▸ **Set problem**
Retype each of the following lines character for character, and leave the pictures out.

▸ **Records provided**
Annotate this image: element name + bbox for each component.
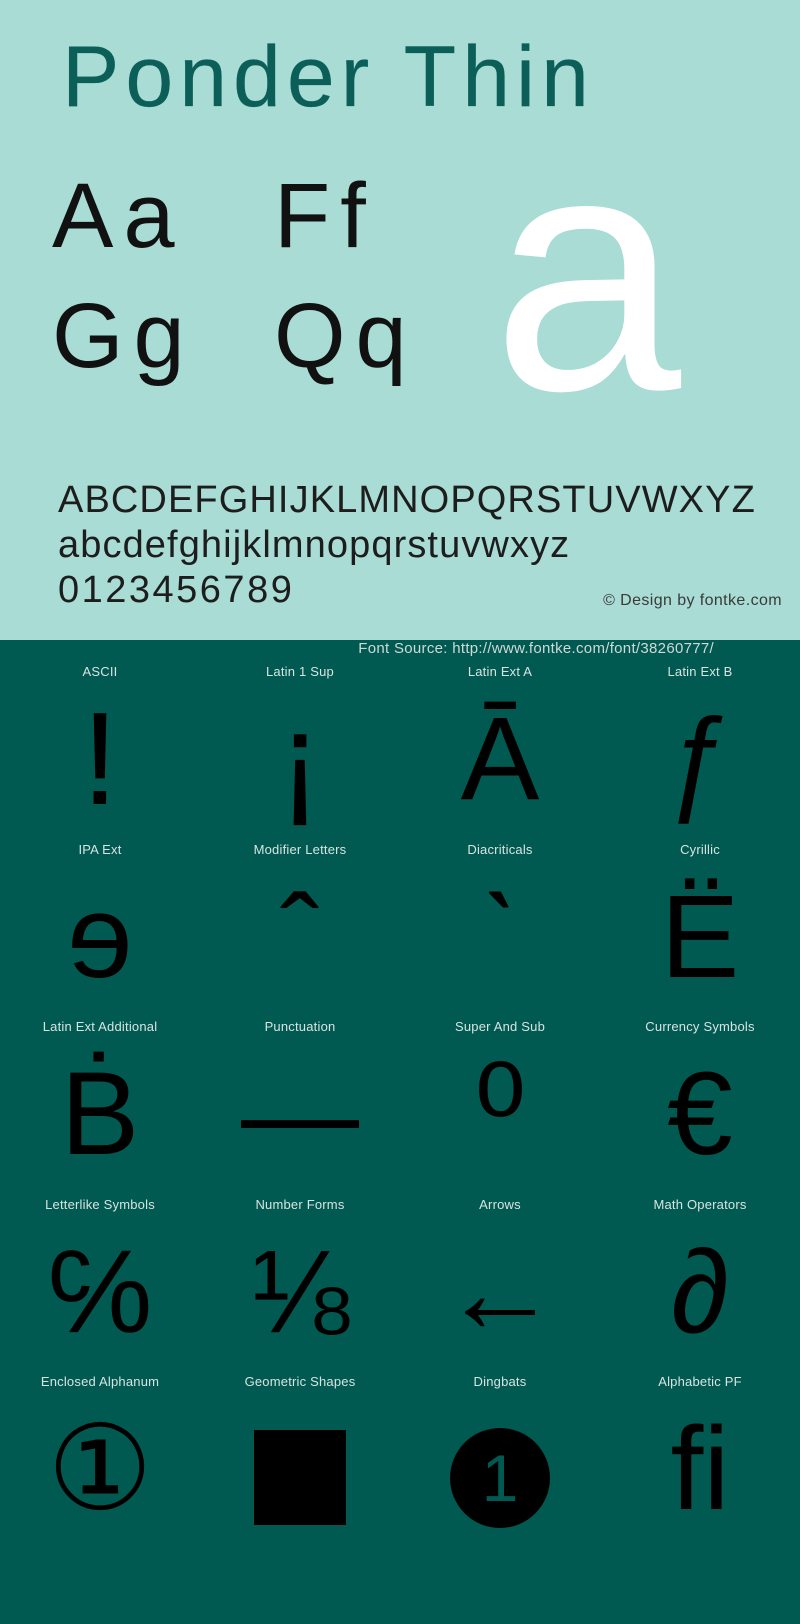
unicode-block-cell[interactable]: Alphabetic PF ﬁ <box>600 1370 800 1548</box>
unicode-block-glyph: ¡ <box>278 685 322 832</box>
unicode-block-label: Letterlike Symbols <box>45 1196 155 1212</box>
unicode-block-glyph: ℅ <box>47 1225 153 1358</box>
unicode-block-cell[interactable]: Dingbats 1 <box>400 1370 600 1548</box>
unicode-block-cell[interactable]: Latin Ext Additional Ḃ <box>0 1015 200 1193</box>
dingbat-numeral: 1 <box>481 1440 519 1515</box>
specimen-pair-qq: Qq <box>274 285 417 387</box>
unicode-block-glyph: ∂ <box>670 1225 730 1358</box>
unicode-block-cell[interactable]: Punctuation — <box>200 1015 400 1193</box>
unicode-block-label: Latin Ext Additional <box>42 1019 158 1034</box>
unicode-block-row: Latin Ext Additional Ḃ Punctuation — Super A… <box>0 1015 800 1193</box>
unicode-block-label: Latin Ext A <box>467 664 533 679</box>
unicode-block-glyph: ƒ <box>667 693 733 825</box>
unicode-block-label: Punctuation <box>264 1019 336 1034</box>
filled-circle-icon: 1 <box>450 1427 550 1528</box>
unicode-block-glyph: ˆ <box>280 870 320 1003</box>
unicode-block-glyph: 1 <box>400 1394 600 1544</box>
unicode-block-cell[interactable]: Enclosed Alphanum ① <box>0 1370 200 1548</box>
unicode-block-glyph <box>200 1394 400 1544</box>
unicode-block-cell[interactable]: IPA Ext ɘ <box>0 838 200 1016</box>
unicode-block-cell[interactable]: Latin Ext B ƒ <box>600 660 800 838</box>
unicode-block-row: IPA Ext ɘ Modifier Letters ˆ Diacriticals ˋ Cy… <box>0 838 800 1016</box>
specimen-pair-aa: Aa <box>52 165 185 267</box>
unicode-block-label: Geometric Shapes <box>244 1374 356 1389</box>
unicode-block-row: ASCII! Latin 1 Sup ¡ Latin Ext A Ā Latin Ext … <box>0 660 800 838</box>
font-specimen-page: Ponder Thin Aa Ff Gg Qq a ABCDEFGHIJKLMN… <box>0 0 800 1624</box>
unicode-block-cell[interactable]: Math Operators ∂ <box>600 1193 800 1371</box>
unicode-block-label: Arrows <box>479 1196 521 1212</box>
unicode-block-glyph: Ḃ <box>60 1048 140 1180</box>
unicode-block-label: Dingbats <box>473 1374 527 1389</box>
unicode-block-label: IPA Ext <box>78 841 122 857</box>
unicode-block-label: Latin 1 Sup <box>266 664 334 679</box>
unicode-block-cell[interactable]: Currency Symbols € <box>600 1015 800 1193</box>
unicode-block-glyph: ﬁ <box>670 1403 730 1535</box>
unicode-block-glyph: Ё <box>660 870 740 1003</box>
specimen-pair-gg: Gg <box>52 285 195 387</box>
unicode-block-label: ASCII <box>82 664 118 679</box>
unicode-block-glyph: € <box>667 1048 733 1180</box>
filled-square-icon <box>254 1430 346 1526</box>
unicode-block-glyph: ⅛ <box>250 1225 350 1358</box>
unicode-block-cell[interactable]: Number Forms ⅛ <box>200 1193 400 1371</box>
unicode-block-label: Modifier Letters <box>253 841 347 857</box>
unicode-block-glyph: Ā <box>460 693 540 825</box>
unicode-block-label: Math Operators <box>653 1196 747 1212</box>
unicode-block-glyph: ˋ <box>480 870 520 1003</box>
specimen-letter-grid: Aa Ff Gg Qq <box>52 170 482 410</box>
specimen-header: Ponder Thin Aa Ff Gg Qq a ABCDEFGHIJKLMN… <box>0 0 800 640</box>
unicode-block-glyph: ① <box>47 1403 153 1535</box>
charset-lowercase: abcdefghijklmnopqrstuvwxyz <box>58 523 571 566</box>
unicode-block-label: Number Forms <box>255 1196 345 1212</box>
unicode-block-cell[interactable]: Letterlike Symbols ℅ <box>0 1193 200 1371</box>
hero-glyph-a: a <box>492 82 682 462</box>
unicode-block-glyph: ɘ <box>67 870 133 1003</box>
specimen-pair-ff: Ff <box>274 165 376 267</box>
unicode-block-cell[interactable]: Diacriticals ˋ <box>400 838 600 1016</box>
unicode-block-cell[interactable]: Arrows ← <box>400 1193 600 1371</box>
unicode-block-cell[interactable]: Latin Ext A Ā <box>400 660 600 838</box>
unicode-block-cell[interactable]: Modifier Letters ˆ <box>200 838 400 1016</box>
unicode-block-cell[interactable]: Latin 1 Sup ¡ <box>200 660 400 838</box>
unicode-block-label: Enclosed Alphanum <box>40 1374 160 1389</box>
unicode-block-label: Super And Sub <box>454 1019 546 1034</box>
unicode-block-label: Cyrillic <box>680 841 720 857</box>
unicode-block-label: Diacriticals <box>467 841 533 857</box>
design-credit: © Design by fontke.com <box>603 592 782 609</box>
unicode-block-cell[interactable]: Geometric Shapes <box>200 1370 400 1548</box>
unicode-block-glyph: ← <box>441 1225 559 1358</box>
unicode-block-label: Latin Ext B <box>667 664 733 679</box>
unicode-block-label: Currency Symbols <box>645 1019 755 1034</box>
unicode-block-glyph: ⁰ <box>473 1040 527 1187</box>
specimen-row: Aa Ff <box>52 170 482 290</box>
charset-uppercase: ABCDEFGHIJKLMNOPQRSTUVWXYZ <box>58 479 756 521</box>
unicode-block-cell[interactable]: Cyrillic Ё <box>600 838 800 1016</box>
unicode-block-glyph: — <box>241 1048 359 1180</box>
unicode-block-row: Letterlike Symbols ℅ Number Forms ⅛ Arrows ← M… <box>0 1193 800 1371</box>
unicode-block-glyph: ! <box>81 685 119 832</box>
font-source-link[interactable]: Font Source: http://www.fontke.com/font/… <box>358 640 714 657</box>
unicode-block-cell[interactable]: ASCII! <box>0 660 200 838</box>
unicode-block-label: Alphabetic PF <box>658 1374 742 1389</box>
unicode-block-row: Enclosed Alphanum ① Geometric Shapes Dingba… <box>0 1370 800 1548</box>
unicode-block-cell[interactable]: Super And Sub ⁰ <box>400 1015 600 1193</box>
unicode-block-grid: ASCII! Latin 1 Sup ¡ Latin Ext A Ā Latin Ext … <box>0 660 800 1548</box>
specimen-row: Gg Qq <box>52 290 482 410</box>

▸ **Exercise solution**
Annotate this image: element name + bbox for each component.
unicode-block-cell[interactable]: Alphabetic PF ﬁ <box>600 1370 800 1548</box>
unicode-block-glyph: ¡ <box>278 685 322 832</box>
unicode-block-label: Letterlike Symbols <box>45 1196 155 1212</box>
unicode-block-glyph: ℅ <box>47 1225 153 1358</box>
unicode-block-cell[interactable]: Dingbats 1 <box>400 1370 600 1548</box>
unicode-block-cell[interactable]: Latin Ext Additional Ḃ <box>0 1015 200 1193</box>
dingbat-numeral: 1 <box>481 1440 519 1515</box>
specimen-pair-qq: Qq <box>274 285 417 387</box>
unicode-block-glyph: ∂ <box>670 1225 730 1358</box>
unicode-block-cell[interactable]: Punctuation — <box>200 1015 400 1193</box>
unicode-block-label: Latin Ext Additional <box>42 1019 158 1034</box>
unicode-block-row: Latin Ext Additional Ḃ Punctuation — Super A… <box>0 1015 800 1193</box>
unicode-block-label: Latin Ext A <box>467 664 533 679</box>
unicode-block-glyph: ƒ <box>667 693 733 825</box>
unicode-block-label: Punctuation <box>264 1019 336 1034</box>
filled-circle-icon: 1 <box>450 1427 550 1528</box>
unicode-block-glyph: ˆ <box>280 870 320 1003</box>
unicode-block-glyph: 1 <box>400 1394 600 1544</box>
unicode-block-cell[interactable]: Enclosed Alphanum ① <box>0 1370 200 1548</box>
unicode-block-glyph <box>200 1394 400 1544</box>
unicode-block-cell[interactable]: IPA Ext ɘ <box>0 838 200 1016</box>
unicode-block-cell[interactable]: Latin Ext B ƒ <box>600 660 800 838</box>
unicode-block-row: IPA Ext ɘ Modifier Letters ˆ Diacriticals ˋ Cy… <box>0 838 800 1016</box>
specimen-pair-aa: Aa <box>52 165 185 267</box>
unicode-block-label: Geometric Shapes <box>244 1374 356 1389</box>
unicode-block-row: ASCII! Latin 1 Sup ¡ Latin Ext A Ā Latin Ext … <box>0 660 800 838</box>
font-specimen-page: Ponder Thin Aa Ff Gg Qq a ABCDEFGHIJKLMN… <box>0 0 800 1624</box>
unicode-block-cell[interactable]: Math Operators ∂ <box>600 1193 800 1371</box>
unicode-block-label: Arrows <box>479 1196 521 1212</box>
unicode-block-glyph: Ḃ <box>60 1048 140 1180</box>
unicode-block-label: Dingbats <box>473 1374 527 1389</box>
unicode-block-label: IPA Ext <box>78 841 122 857</box>
unicode-block-label: Latin 1 Sup <box>266 664 334 679</box>
unicode-block-cell[interactable]: Currency Symbols € <box>600 1015 800 1193</box>
unicode-block-glyph: ﬁ <box>670 1403 730 1535</box>
unicode-block-glyph: Ё <box>660 870 740 1003</box>
specimen-pair-gg: Gg <box>52 285 195 387</box>
unicode-block-label: ASCII <box>82 664 118 679</box>
unicode-block-glyph: € <box>667 1048 733 1180</box>
filled-square-icon <box>254 1430 346 1526</box>
unicode-block-glyph: ⅛ <box>250 1225 350 1358</box>
unicode-block-cell[interactable]: Number Forms ⅛ <box>200 1193 400 1371</box>
unicode-block-label: Modifier Letters <box>253 841 347 857</box>
unicode-block-glyph: Ā <box>460 693 540 825</box>
unicode-block-label: Math Operators <box>653 1196 747 1212</box>
unicode-block-glyph: ˋ <box>480 870 520 1003</box>
specimen-letter-grid: Aa Ff Gg Qq <box>52 170 482 410</box>
specimen-header: Ponder Thin Aa Ff Gg Qq a ABCDEFGHIJKLMN… <box>0 0 800 640</box>
unicode-block-glyph: ① <box>47 1403 153 1535</box>
charset-lowercase: abcdefghijklmnopqrstuvwxyz <box>58 523 571 566</box>
unicode-block-label: Number Forms <box>255 1196 345 1212</box>
unicode-block-cell[interactable]: Letterlike Symbols ℅ <box>0 1193 200 1371</box>
hero-glyph-a: a <box>492 82 682 462</box>
unicode-block-glyph: ɘ <box>67 870 133 1003</box>
specimen-pair-ff: Ff <box>274 165 376 267</box>
unicode-block-cell[interactable]: Diacriticals ˋ <box>400 838 600 1016</box>
unicode-block-cell[interactable]: Arrows ← <box>400 1193 600 1371</box>
unicode-block-cell[interactable]: Latin Ext A Ā <box>400 660 600 838</box>
unicode-block-cell[interactable]: Modifier Letters ˆ <box>200 838 400 1016</box>
unicode-block-cell[interactable]: Latin 1 Sup ¡ <box>200 660 400 838</box>
unicode-block-label: Enclosed Alphanum <box>40 1374 160 1389</box>
unicode-block-label: Super And Sub <box>454 1019 546 1034</box>
unicode-block-label: Cyrillic <box>680 841 720 857</box>
unicode-block-label: Diacriticals <box>467 841 533 857</box>
design-credit: © Design by fontke.com <box>603 592 782 609</box>
unicode-block-cell[interactable]: Geometric Shapes <box>200 1370 400 1548</box>
unicode-block-glyph: ← <box>441 1225 559 1358</box>
unicode-block-label: Latin Ext B <box>667 664 733 679</box>
unicode-block-label: Currency Symbols <box>645 1019 755 1034</box>
unicode-block-glyph: ⁰ <box>473 1040 527 1187</box>
specimen-row: Aa Ff <box>52 170 482 290</box>
charset-uppercase: ABCDEFGHIJKLMNOPQRSTUVWXYZ <box>58 479 756 521</box>
unicode-block-cell[interactable]: Cyrillic Ё <box>600 838 800 1016</box>
unicode-block-glyph: — <box>241 1048 359 1180</box>
unicode-block-row: Letterlike Symbols ℅ Number Forms ⅛ Arrows ← M… <box>0 1193 800 1371</box>
unicode-block-glyph: ! <box>81 685 119 832</box>
font-source-link[interactable]: Font Source: http://www.fontke.com/font/… <box>358 640 714 657</box>
unicode-block-cell[interactable]: ASCII! <box>0 660 200 838</box>
unicode-block-label: Alphabetic PF <box>658 1374 742 1389</box>
unicode-block-row: Enclosed Alphanum ① Geometric Shapes Dingba… <box>0 1370 800 1548</box>
unicode-block-cell[interactable]: Super And Sub ⁰ <box>400 1015 600 1193</box>
unicode-block-grid: ASCII! Latin 1 Sup ¡ Latin Ext A Ā Latin Ext … <box>0 660 800 1548</box>
specimen-row: Gg Qq <box>52 290 482 410</box>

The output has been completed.